MATERIAL:
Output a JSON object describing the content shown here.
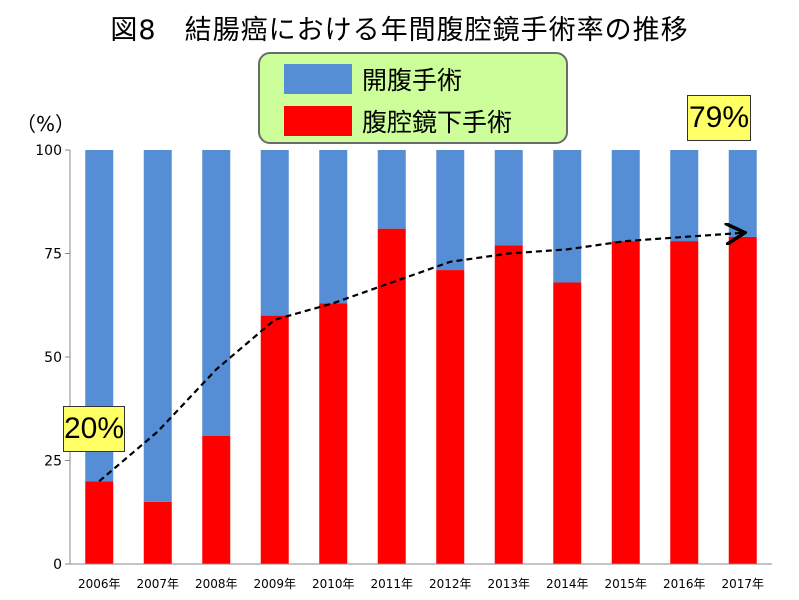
{
  "chart_data": {
    "type": "bar",
    "stacked": true,
    "title": "図8　結腸癌における年間腹腔鏡手術率の推移",
    "ylabel": "（%）",
    "ylim": [
      0,
      100
    ],
    "yticks": [
      0,
      25,
      50,
      75,
      100
    ],
    "grid": false,
    "legend_position": "top-center",
    "categories": [
      "2006年",
      "2007年",
      "2008年",
      "2009年",
      "2010年",
      "2011年",
      "2012年",
      "2013年",
      "2014年",
      "2015年",
      "2016年",
      "2017年"
    ],
    "series": [
      {
        "name": "腹腔鏡下手術",
        "color": "#ff0000",
        "values": [
          20,
          15,
          31,
          60,
          63,
          81,
          71,
          77,
          68,
          78,
          78,
          79
        ]
      },
      {
        "name": "開腹手術",
        "color": "#558ed5",
        "values": [
          80,
          85,
          69,
          40,
          37,
          19,
          29,
          23,
          32,
          22,
          22,
          21
        ]
      }
    ],
    "trend_line": {
      "style": "dashed-arrow",
      "color": "#000000",
      "values": [
        20,
        32,
        47,
        59,
        63,
        68,
        73,
        75,
        76,
        78,
        79,
        80
      ]
    },
    "annotations": {
      "start": "20%",
      "end": "79%"
    }
  },
  "legend": {
    "items": [
      {
        "label": "開腹手術",
        "color": "#558ed5"
      },
      {
        "label": "腹腔鏡下手術",
        "color": "#ff0000"
      }
    ]
  },
  "colors": {
    "legend_bg": "#ccff99",
    "callout_bg": "#ffff66"
  }
}
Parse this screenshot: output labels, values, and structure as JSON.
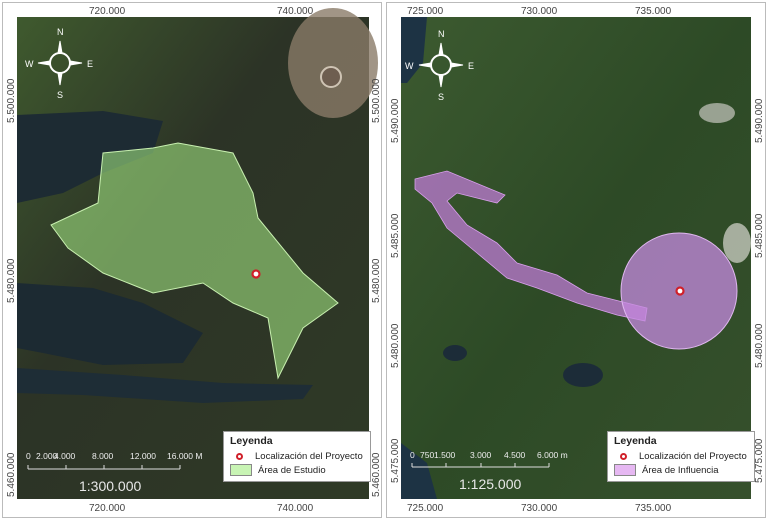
{
  "left_map": {
    "x_ticks": [
      "720.000",
      "740.000"
    ],
    "y_ticks": [
      "5.500.000",
      "5.480.000",
      "5.460.000"
    ],
    "compass": {
      "n": "N",
      "s": "S",
      "e": "E",
      "w": "W"
    },
    "scale_labels": [
      "0",
      "2.000",
      "4.000",
      "8.000",
      "12.000",
      "16.000 M"
    ],
    "scale_ratio": "1:300.000",
    "legend": {
      "title": "Leyenda",
      "items": [
        {
          "label": "Localización del Proyecto",
          "symbol": "red-circle-marker",
          "color": "#d0202a"
        },
        {
          "label": "Área de Estudio",
          "symbol": "polygon",
          "color": "#b8f0a0"
        }
      ]
    }
  },
  "right_map": {
    "x_ticks": [
      "725.000",
      "730.000",
      "735.000"
    ],
    "y_ticks": [
      "5.490.000",
      "5.485.000",
      "5.480.000",
      "5.475.000"
    ],
    "compass": {
      "n": "N",
      "s": "S",
      "e": "E",
      "w": "W"
    },
    "scale_labels": [
      "0",
      "750",
      "1.500",
      "3.000",
      "4.500",
      "6.000 m"
    ],
    "scale_ratio": "1:125.000",
    "legend": {
      "title": "Leyenda",
      "items": [
        {
          "label": "Localización del Proyecto",
          "symbol": "red-circle-marker",
          "color": "#d0202a"
        },
        {
          "label": "Área de Influencia",
          "symbol": "polygon",
          "color": "#e6b0f0"
        }
      ]
    }
  }
}
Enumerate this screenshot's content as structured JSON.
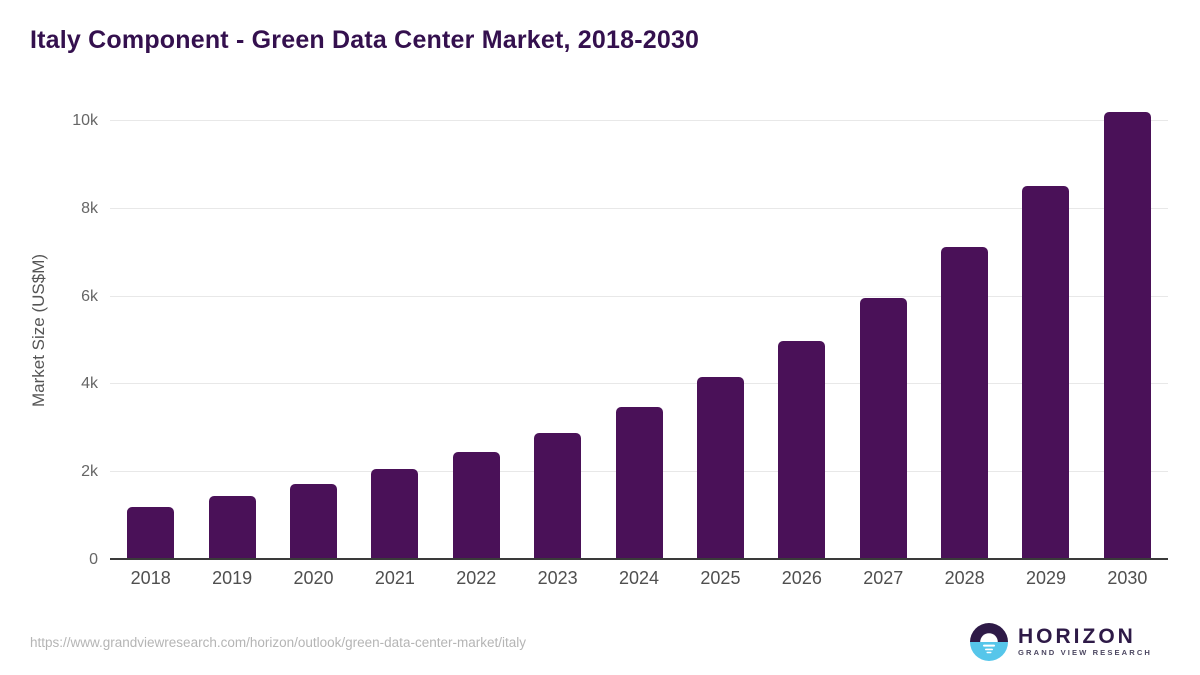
{
  "title": "Italy Component - Green Data Center Market, 2018-2030",
  "chart_data": {
    "type": "bar",
    "title": "Italy Component - Green Data Center Market, 2018-2030",
    "categories": [
      "2018",
      "2019",
      "2020",
      "2021",
      "2022",
      "2023",
      "2024",
      "2025",
      "2026",
      "2027",
      "2028",
      "2029",
      "2030"
    ],
    "values": [
      1210,
      1450,
      1730,
      2070,
      2460,
      2900,
      3490,
      4180,
      4980,
      5960,
      7120,
      8510,
      10200
    ],
    "xlabel": "",
    "ylabel": "Market Size (US$M)",
    "ylim": [
      0,
      10480
    ],
    "yticks": [
      {
        "value": 0,
        "label": "0"
      },
      {
        "value": 2000,
        "label": "2k"
      },
      {
        "value": 4000,
        "label": "4k"
      },
      {
        "value": 6000,
        "label": "6k"
      },
      {
        "value": 8000,
        "label": "8k"
      },
      {
        "value": 10000,
        "label": "10k"
      }
    ],
    "grid": true,
    "legend": false,
    "bar_color": "#4a1158"
  },
  "colors": {
    "title": "#34104e",
    "bar": "#4a1158",
    "axis_line": "#3a3a3a",
    "gridline": "#e8e8e8",
    "tick_label": "#666666",
    "url_text": "#b5b5b5",
    "logo_purple": "#2e1a47",
    "logo_blue": "#56c6ea"
  },
  "footer": {
    "source_url": "https://www.grandviewresearch.com/horizon/outlook/green-data-center-market/italy",
    "logo": {
      "brand": "HORIZON",
      "sub_brand": "GRAND VIEW RESEARCH",
      "icon": "horizon-sun-icon"
    }
  }
}
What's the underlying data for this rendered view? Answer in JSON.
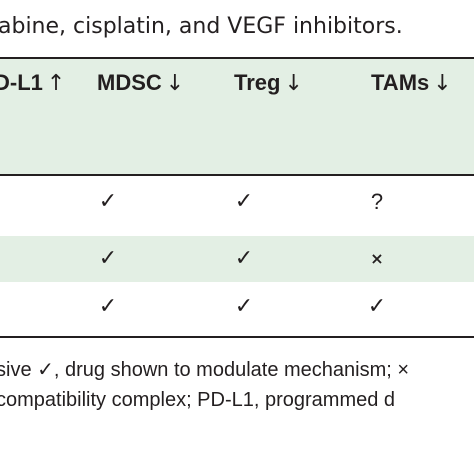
{
  "caption": "abine, cisplatin, and VEGF inhibitors.",
  "table": {
    "headers": [
      {
        "label": "D-L1",
        "arrow": "↑"
      },
      {
        "label": "MDSC",
        "arrow": "↓"
      },
      {
        "label": "Treg",
        "arrow": "↓"
      },
      {
        "label": "TAMs",
        "arrow": "↓"
      }
    ],
    "rows": [
      {
        "shaded": false,
        "cells": [
          "",
          "✓",
          "✓",
          "?"
        ]
      },
      {
        "shaded": true,
        "cells": [
          "",
          "✓",
          "✓",
          "×"
        ]
      },
      {
        "shaded": false,
        "cells": [
          "",
          "✓",
          "✓",
          "✓"
        ]
      }
    ]
  },
  "footnotes": {
    "line1": "sive ✓, drug shown to modulate mechanism; ×",
    "line2": "compatibility complex; PD-L1, programmed d"
  }
}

WRITTEN INSTRUCTION: Apart from the pictures, the entries above are to be repeated in full and exactly.

RESPONSE TO THIS EXERCISE:
Output a JSON object describing the content shown here.
{
  "chart_data": {
    "type": "bar",
    "stacked": true,
    "title": "図8　結腸癌における年間腹腔鏡手術率の推移",
    "ylabel": "（%）",
    "ylim": [
      0,
      100
    ],
    "yticks": [
      0,
      25,
      50,
      75,
      100
    ],
    "grid": false,
    "legend_position": "top-center",
    "categories": [
      "2006年",
      "2007年",
      "2008年",
      "2009年",
      "2010年",
      "2011年",
      "2012年",
      "2013年",
      "2014年",
      "2015年",
      "2016年",
      "2017年"
    ],
    "series": [
      {
        "name": "腹腔鏡下手術",
        "color": "#ff0000",
        "values": [
          20,
          15,
          31,
          60,
          63,
          81,
          71,
          77,
          68,
          78,
          78,
          79
        ]
      },
      {
        "name": "開腹手術",
        "color": "#558ed5",
        "values": [
          80,
          85,
          69,
          40,
          37,
          19,
          29,
          23,
          32,
          22,
          22,
          21
        ]
      }
    ],
    "trend_line": {
      "style": "dashed-arrow",
      "color": "#000000",
      "values": [
        20,
        32,
        47,
        59,
        63,
        68,
        73,
        75,
        76,
        78,
        79,
        80
      ]
    },
    "annotations": {
      "start": "20%",
      "end": "79%"
    }
  },
  "legend": {
    "items": [
      {
        "label": "開腹手術",
        "color": "#558ed5"
      },
      {
        "label": "腹腔鏡下手術",
        "color": "#ff0000"
      }
    ]
  },
  "colors": {
    "legend_bg": "#ccff99",
    "callout_bg": "#ffff66"
  }
}
Parse this screenshot: output labels, values, and structure as JSON.
{
  "left_map": {
    "x_ticks": [
      "720.000",
      "740.000"
    ],
    "y_ticks": [
      "5.500.000",
      "5.480.000",
      "5.460.000"
    ],
    "compass": {
      "n": "N",
      "s": "S",
      "e": "E",
      "w": "W"
    },
    "scale_labels": [
      "0",
      "2.000",
      "4.000",
      "8.000",
      "12.000",
      "16.000 M"
    ],
    "scale_ratio": "1:300.000",
    "legend": {
      "title": "Leyenda",
      "items": [
        {
          "label": "Localización del Proyecto",
          "symbol": "red-circle-marker",
          "color": "#d0202a"
        },
        {
          "label": "Área de Estudio",
          "symbol": "polygon",
          "color": "#b8f0a0"
        }
      ]
    }
  },
  "right_map": {
    "x_ticks": [
      "725.000",
      "730.000",
      "735.000"
    ],
    "y_ticks": [
      "5.490.000",
      "5.485.000",
      "5.480.000",
      "5.475.000"
    ],
    "compass": {
      "n": "N",
      "s": "S",
      "e": "E",
      "w": "W"
    },
    "scale_labels": [
      "0",
      "750",
      "1.500",
      "3.000",
      "4.500",
      "6.000 m"
    ],
    "scale_ratio": "1:125.000",
    "legend": {
      "title": "Leyenda",
      "items": [
        {
          "label": "Localización del Proyecto",
          "symbol": "red-circle-marker",
          "color": "#d0202a"
        },
        {
          "label": "Área de Influencia",
          "symbol": "polygon",
          "color": "#e6b0f0"
        }
      ]
    }
  }
}
Enumerate this screenshot's content as structured JSON.
{
  "title": "Italy Component - Green Data Center Market, 2018-2030",
  "chart_data": {
    "type": "bar",
    "title": "Italy Component - Green Data Center Market, 2018-2030",
    "categories": [
      "2018",
      "2019",
      "2020",
      "2021",
      "2022",
      "2023",
      "2024",
      "2025",
      "2026",
      "2027",
      "2028",
      "2029",
      "2030"
    ],
    "values": [
      1210,
      1450,
      1730,
      2070,
      2460,
      2900,
      3490,
      4180,
      4980,
      5960,
      7120,
      8510,
      10200
    ],
    "xlabel": "",
    "ylabel": "Market Size (US$M)",
    "ylim": [
      0,
      10480
    ],
    "yticks": [
      {
        "value": 0,
        "label": "0"
      },
      {
        "value": 2000,
        "label": "2k"
      },
      {
        "value": 4000,
        "label": "4k"
      },
      {
        "value": 6000,
        "label": "6k"
      },
      {
        "value": 8000,
        "label": "8k"
      },
      {
        "value": 10000,
        "label": "10k"
      }
    ],
    "grid": true,
    "legend": false,
    "bar_color": "#4a1158"
  },
  "colors": {
    "title": "#34104e",
    "bar": "#4a1158",
    "axis_line": "#3a3a3a",
    "gridline": "#e8e8e8",
    "tick_label": "#666666",
    "url_text": "#b5b5b5",
    "logo_purple": "#2e1a47",
    "logo_blue": "#56c6ea"
  },
  "footer": {
    "source_url": "https://www.grandviewresearch.com/horizon/outlook/green-data-center-market/italy",
    "logo": {
      "brand": "HORIZON",
      "sub_brand": "GRAND VIEW RESEARCH",
      "icon": "horizon-sun-icon"
    }
  }
}
What's the underlying data for this rendered view? Answer in JSON.
{
  "caption": "abine, cisplatin, and VEGF inhibitors.",
  "table": {
    "headers": [
      {
        "label": "D-L1",
        "arrow": "↑"
      },
      {
        "label": "MDSC",
        "arrow": "↓"
      },
      {
        "label": "Treg",
        "arrow": "↓"
      },
      {
        "label": "TAMs",
        "arrow": "↓"
      }
    ],
    "rows": [
      {
        "shaded": false,
        "cells": [
          "",
          "✓",
          "✓",
          "?"
        ]
      },
      {
        "shaded": true,
        "cells": [
          "",
          "✓",
          "✓",
          "×"
        ]
      },
      {
        "shaded": false,
        "cells": [
          "",
          "✓",
          "✓",
          "✓"
        ]
      }
    ]
  },
  "footnotes": {
    "line1": "sive ✓, drug shown to modulate mechanism; ×",
    "line2": "compatibility complex; PD-L1, programmed d"
  }
}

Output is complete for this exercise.